* WORK INSTRUCTION A: In the Rust forum thread on error handling with iterators, which trait must the output type of collect implement?
* WORK INSTRUCTION B: Retype everything from "It doesn’t work" down to "do. Thanks again." in the Rust forum thread on iterator error handling.

* DOCUMENT EXTRACT:
::::
Error handling and iterator, map, collect


#1

Hi,

This is my basic code for parsing an IPv4 address, and I don’t like the error handling:

let ip_parts = addr_parts[0].split(".").
        map(|s| s.parse::<u8>().ok().expect("only numbers 0-255 in ip address")).
        collect::<Vec<u8>>();

How should I go about it? There doesn’t seem to be a function that collects the elements in a Vec or returns an error, i.e. collect() -> Result<Vec<_>, Err(…)>. So how would one go about this more idiomatically, without causing a panic call on a parse error?

Thanks,

Theo


#2

You can actually collect to a Result<Vec<u8>, _> and skip the .ok().expect(...) part.


#3

Now I see it. The way I read the documentation, collect() maps Result<A, B> onto Vec<Result<A, B>>, but it has another implementation for Result<>. It just need explicit typing. I’m new to Rust, and didn’t expect that.

It doesn’t work for other functions like partition() or all() as well, does it?

Thanks!


#4

It doesn’t look like Result implements Extend, so partition(...) wouldn’t work. all(...) should work, since it doesn’t matter what the items are and it doesn’t collect them in anything.


#5

I must learn to read those type definitions a bit better. There’s a lot hidden in them. I see them as in C/Java/etc, where they are just requirements on the input parameter or result. In Rust, they are used for more than that. Almost like part of the function name. Well, some rethinking to do. Thanks again.


#6

They are very similar to generics with interfaces in Java. They tell you how the type has to be, and not so much what it has be. And yes, you could say that they are a part of the function name, but it’s usually invisible, since the compiler is very good at selecting the one we want to use.


#7

The way I see it now, they are not completely like Java generics. You write List to define a list of elements of type T, but the implementation is independent of T. In the case of collect() that had me stumped, a different implementation is chosen depending on the precise type of collect(). That’s something you wouldn’t be able to do in Java. In C++ there is overloading, but not on the output type (if I’m not mistaken). It’s a bit of a different ball game, a more powerful one.


#8

It may be more powerful, but it’s still very similar. It’s not overloading, as in writing multiple implementations of collect. That’s not even possible in Rust (not as in Java, at least). What it does is that it require the output type to implement FromIterator, which has a static method that makes a new instance of the output type.


#9

Is the implementation of collect::<Result<Vec<_>, > the same as collect::<Vec<Result<, _>>?
::::
* PROVIDED DATA:
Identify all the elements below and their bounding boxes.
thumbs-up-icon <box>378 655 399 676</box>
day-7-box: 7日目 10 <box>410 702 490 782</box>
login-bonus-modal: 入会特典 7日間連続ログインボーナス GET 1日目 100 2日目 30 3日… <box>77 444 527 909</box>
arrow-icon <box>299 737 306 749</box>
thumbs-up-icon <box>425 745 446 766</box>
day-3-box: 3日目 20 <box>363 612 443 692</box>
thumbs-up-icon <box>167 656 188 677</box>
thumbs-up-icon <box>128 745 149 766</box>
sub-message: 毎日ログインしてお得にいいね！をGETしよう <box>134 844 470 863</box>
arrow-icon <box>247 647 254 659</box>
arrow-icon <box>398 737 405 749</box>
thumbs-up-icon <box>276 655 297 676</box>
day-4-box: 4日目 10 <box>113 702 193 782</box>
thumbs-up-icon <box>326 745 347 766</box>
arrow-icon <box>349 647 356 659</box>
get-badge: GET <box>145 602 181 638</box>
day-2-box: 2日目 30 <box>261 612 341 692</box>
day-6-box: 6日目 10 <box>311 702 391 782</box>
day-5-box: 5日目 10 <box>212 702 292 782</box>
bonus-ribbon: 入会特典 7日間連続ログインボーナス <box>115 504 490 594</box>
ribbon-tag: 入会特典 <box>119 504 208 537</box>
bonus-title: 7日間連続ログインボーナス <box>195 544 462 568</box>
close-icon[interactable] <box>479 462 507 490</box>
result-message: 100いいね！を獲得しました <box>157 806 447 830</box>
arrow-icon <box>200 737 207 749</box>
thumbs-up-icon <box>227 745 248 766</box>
::::
* OUTPUT A: FromIterator

* OUTPUT B:
It doesn’t work for other functions like partition() or all() as well, does it?

Thanks!


#4

It doesn’t look like Result implements Extend, so partition(...) wouldn’t work. all(...) should work, since it doesn’t matter what the items are and it doesn’t collect them in anything.


#5

I must learn to read those type definitions a bit better. There’s a lot hidden in them. I see them as in C/Java/etc, where they are just requirements on the input parameter or result. In Rust, they are used for more than that. Almost like part of the function name. Well, some rethinking to do. Thanks again.